## begin

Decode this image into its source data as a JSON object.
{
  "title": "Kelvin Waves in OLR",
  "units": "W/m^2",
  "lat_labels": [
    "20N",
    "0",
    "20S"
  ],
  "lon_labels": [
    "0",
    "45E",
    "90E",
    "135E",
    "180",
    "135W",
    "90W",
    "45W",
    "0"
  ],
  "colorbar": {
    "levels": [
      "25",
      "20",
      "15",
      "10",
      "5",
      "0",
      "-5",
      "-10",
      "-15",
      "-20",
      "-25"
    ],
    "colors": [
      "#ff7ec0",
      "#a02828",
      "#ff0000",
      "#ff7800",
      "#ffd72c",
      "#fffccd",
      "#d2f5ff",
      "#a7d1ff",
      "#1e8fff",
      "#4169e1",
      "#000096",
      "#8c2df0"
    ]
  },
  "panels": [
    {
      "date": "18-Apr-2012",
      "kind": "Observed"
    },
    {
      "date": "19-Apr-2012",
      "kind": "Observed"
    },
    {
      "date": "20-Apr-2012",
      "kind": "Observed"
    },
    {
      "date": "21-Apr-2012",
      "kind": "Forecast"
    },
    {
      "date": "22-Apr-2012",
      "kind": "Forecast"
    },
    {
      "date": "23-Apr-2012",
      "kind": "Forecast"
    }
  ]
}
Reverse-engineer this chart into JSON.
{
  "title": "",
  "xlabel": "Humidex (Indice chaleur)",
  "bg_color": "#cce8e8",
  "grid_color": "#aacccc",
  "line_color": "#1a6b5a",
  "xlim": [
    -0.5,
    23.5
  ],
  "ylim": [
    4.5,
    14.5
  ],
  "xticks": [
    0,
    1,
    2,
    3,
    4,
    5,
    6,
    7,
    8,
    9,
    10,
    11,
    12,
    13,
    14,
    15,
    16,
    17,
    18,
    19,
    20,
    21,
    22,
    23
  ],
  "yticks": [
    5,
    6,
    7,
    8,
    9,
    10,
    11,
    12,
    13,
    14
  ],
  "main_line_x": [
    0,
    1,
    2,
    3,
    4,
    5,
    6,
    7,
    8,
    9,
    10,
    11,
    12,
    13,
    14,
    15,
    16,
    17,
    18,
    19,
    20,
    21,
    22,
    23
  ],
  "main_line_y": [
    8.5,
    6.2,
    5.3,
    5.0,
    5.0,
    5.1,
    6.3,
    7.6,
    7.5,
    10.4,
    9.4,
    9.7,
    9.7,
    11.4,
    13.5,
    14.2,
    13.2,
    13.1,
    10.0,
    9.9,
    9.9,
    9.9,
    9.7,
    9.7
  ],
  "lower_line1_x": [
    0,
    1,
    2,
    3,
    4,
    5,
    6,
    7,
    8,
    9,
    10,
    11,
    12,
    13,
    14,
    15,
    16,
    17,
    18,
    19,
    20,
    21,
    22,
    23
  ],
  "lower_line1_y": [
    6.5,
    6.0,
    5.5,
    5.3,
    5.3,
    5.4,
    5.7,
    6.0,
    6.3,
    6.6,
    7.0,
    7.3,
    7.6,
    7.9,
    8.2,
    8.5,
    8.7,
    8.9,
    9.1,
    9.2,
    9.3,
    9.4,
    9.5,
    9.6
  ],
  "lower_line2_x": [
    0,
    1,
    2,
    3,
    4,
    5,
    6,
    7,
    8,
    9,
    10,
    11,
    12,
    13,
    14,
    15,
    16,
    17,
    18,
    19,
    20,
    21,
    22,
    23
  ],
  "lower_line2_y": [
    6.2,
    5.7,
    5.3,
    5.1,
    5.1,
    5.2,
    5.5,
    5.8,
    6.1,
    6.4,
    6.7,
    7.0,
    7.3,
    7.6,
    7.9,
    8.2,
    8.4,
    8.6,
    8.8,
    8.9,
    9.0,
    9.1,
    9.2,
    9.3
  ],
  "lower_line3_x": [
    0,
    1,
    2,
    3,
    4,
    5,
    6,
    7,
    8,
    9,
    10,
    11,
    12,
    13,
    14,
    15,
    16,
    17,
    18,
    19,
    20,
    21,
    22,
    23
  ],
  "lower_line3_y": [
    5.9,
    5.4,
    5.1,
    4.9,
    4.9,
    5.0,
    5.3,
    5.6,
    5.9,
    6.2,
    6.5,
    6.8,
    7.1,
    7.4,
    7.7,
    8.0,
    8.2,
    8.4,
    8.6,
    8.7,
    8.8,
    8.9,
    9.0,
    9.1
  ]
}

## end

* _REQUIRED WORK_
Go through the preceding material and copy each line that has the word "JSON".

* _ANSWER TO THE TASK_
Decode this image into its source data as a JSON object.
Reverse-engineer this chart into JSON.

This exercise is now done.